== Stored data

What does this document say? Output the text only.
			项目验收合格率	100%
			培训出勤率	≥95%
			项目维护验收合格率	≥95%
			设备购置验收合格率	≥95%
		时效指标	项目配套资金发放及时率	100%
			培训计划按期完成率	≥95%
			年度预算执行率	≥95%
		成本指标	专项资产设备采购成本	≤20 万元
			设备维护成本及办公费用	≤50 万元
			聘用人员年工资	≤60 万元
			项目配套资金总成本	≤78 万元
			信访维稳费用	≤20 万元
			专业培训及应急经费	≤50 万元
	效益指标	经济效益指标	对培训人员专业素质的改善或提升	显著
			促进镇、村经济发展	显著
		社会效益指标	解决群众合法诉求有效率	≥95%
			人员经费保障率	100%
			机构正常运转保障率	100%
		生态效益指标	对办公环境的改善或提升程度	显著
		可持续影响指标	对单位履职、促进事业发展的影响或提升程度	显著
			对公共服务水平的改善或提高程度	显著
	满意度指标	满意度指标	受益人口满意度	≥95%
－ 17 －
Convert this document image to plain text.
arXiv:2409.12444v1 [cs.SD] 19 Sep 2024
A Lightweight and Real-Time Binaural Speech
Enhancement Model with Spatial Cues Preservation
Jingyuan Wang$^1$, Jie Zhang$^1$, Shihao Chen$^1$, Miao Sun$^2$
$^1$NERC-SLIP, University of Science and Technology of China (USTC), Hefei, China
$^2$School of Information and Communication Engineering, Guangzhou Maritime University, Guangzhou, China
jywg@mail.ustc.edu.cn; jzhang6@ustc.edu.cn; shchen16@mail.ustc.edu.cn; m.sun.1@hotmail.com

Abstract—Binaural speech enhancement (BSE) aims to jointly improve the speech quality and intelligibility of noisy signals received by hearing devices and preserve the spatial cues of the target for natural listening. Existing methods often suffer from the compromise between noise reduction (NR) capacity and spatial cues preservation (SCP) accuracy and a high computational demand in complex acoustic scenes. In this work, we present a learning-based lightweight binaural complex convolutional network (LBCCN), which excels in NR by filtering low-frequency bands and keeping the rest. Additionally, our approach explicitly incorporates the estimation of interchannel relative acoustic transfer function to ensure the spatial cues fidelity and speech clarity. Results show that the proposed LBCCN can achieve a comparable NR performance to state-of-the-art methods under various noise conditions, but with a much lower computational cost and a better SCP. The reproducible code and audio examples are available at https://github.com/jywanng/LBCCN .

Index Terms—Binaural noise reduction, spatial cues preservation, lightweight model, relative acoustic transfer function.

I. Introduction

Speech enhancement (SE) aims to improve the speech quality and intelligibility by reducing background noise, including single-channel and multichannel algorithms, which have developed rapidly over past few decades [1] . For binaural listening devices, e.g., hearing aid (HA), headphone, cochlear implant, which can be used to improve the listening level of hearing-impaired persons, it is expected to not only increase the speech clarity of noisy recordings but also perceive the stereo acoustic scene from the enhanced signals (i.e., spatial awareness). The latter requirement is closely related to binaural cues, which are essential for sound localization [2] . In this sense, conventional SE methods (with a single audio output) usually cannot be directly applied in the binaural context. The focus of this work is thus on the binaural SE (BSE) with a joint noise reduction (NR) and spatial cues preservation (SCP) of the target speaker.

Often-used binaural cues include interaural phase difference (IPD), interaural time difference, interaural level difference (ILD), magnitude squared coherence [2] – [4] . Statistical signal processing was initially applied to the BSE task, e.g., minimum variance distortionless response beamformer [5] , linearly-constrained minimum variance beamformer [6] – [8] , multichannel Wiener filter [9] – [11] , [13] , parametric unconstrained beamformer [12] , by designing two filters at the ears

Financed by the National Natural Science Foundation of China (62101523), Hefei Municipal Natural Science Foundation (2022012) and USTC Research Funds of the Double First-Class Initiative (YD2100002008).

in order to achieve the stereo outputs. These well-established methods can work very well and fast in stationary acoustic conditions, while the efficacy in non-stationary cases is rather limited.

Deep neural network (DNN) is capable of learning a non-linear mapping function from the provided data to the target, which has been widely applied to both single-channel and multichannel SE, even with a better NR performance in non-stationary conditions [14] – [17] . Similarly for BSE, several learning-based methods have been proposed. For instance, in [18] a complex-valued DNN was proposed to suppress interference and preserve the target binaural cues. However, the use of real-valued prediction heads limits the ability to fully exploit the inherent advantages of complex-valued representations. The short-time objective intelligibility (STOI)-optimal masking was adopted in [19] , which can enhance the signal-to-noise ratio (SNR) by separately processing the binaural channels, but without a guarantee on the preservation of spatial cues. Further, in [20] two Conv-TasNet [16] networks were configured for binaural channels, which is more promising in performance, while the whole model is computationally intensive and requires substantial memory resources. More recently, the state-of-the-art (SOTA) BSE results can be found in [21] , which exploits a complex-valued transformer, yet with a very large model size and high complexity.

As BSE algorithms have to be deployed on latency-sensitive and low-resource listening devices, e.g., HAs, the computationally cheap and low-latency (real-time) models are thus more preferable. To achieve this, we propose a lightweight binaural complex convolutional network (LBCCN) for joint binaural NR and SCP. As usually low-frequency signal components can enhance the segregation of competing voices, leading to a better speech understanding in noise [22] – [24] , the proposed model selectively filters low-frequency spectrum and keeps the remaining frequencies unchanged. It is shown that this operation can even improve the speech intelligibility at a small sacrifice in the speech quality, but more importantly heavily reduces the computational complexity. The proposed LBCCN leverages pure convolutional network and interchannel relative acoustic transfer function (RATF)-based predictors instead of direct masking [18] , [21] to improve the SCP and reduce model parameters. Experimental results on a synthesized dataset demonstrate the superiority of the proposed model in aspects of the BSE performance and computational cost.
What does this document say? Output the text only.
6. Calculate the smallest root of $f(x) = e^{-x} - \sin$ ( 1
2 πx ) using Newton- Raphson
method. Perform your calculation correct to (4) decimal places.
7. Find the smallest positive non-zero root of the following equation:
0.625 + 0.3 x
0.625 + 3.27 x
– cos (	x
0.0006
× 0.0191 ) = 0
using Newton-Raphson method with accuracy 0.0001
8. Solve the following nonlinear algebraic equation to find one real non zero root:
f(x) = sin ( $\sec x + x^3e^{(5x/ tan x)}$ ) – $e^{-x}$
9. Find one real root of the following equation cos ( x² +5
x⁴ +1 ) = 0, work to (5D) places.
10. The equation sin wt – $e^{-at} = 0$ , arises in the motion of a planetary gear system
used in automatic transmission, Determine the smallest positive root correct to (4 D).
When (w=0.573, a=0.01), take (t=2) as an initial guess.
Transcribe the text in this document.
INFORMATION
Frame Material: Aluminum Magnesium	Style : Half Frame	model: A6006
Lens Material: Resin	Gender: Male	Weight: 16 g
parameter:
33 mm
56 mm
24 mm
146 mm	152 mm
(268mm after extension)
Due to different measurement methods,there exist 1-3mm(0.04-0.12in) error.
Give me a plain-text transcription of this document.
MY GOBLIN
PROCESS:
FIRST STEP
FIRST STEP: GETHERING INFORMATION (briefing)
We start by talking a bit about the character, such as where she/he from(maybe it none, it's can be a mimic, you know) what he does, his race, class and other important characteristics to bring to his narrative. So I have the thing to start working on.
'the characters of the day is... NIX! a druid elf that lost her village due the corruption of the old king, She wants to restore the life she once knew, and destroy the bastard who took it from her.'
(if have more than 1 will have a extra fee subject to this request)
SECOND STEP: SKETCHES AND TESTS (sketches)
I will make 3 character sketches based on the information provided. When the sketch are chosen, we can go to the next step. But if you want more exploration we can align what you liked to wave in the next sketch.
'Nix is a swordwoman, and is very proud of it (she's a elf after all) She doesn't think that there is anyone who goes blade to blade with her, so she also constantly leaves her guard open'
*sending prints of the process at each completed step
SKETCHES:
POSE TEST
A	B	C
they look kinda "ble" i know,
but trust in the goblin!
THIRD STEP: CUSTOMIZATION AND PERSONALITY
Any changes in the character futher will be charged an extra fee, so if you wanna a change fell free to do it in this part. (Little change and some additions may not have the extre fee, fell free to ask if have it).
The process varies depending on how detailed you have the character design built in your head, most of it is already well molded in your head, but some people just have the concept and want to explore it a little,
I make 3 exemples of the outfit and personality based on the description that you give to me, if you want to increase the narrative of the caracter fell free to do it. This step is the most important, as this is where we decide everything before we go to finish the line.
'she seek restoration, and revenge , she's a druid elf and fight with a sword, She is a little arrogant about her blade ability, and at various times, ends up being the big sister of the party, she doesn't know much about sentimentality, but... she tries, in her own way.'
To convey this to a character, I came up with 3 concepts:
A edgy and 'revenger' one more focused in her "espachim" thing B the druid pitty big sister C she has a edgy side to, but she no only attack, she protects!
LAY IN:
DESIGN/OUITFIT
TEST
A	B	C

====

#### What to produce
Show each line holding the word "doesn".

#### Completed exercise
'Nix is a swordwoman, and is very proud of it (she's a elf after all) She doesn't think that there is anyone who goes blade to blade with her, so she also constantly leaves her guard open'
'she seek restoration, and revenge , she's a druid elf and fight with a sword, She is a little arrogant about her blade ability, and at various times, ends up being the big sister of the party, she doesn't know much about sentimentality, but... she tries, in her own way.'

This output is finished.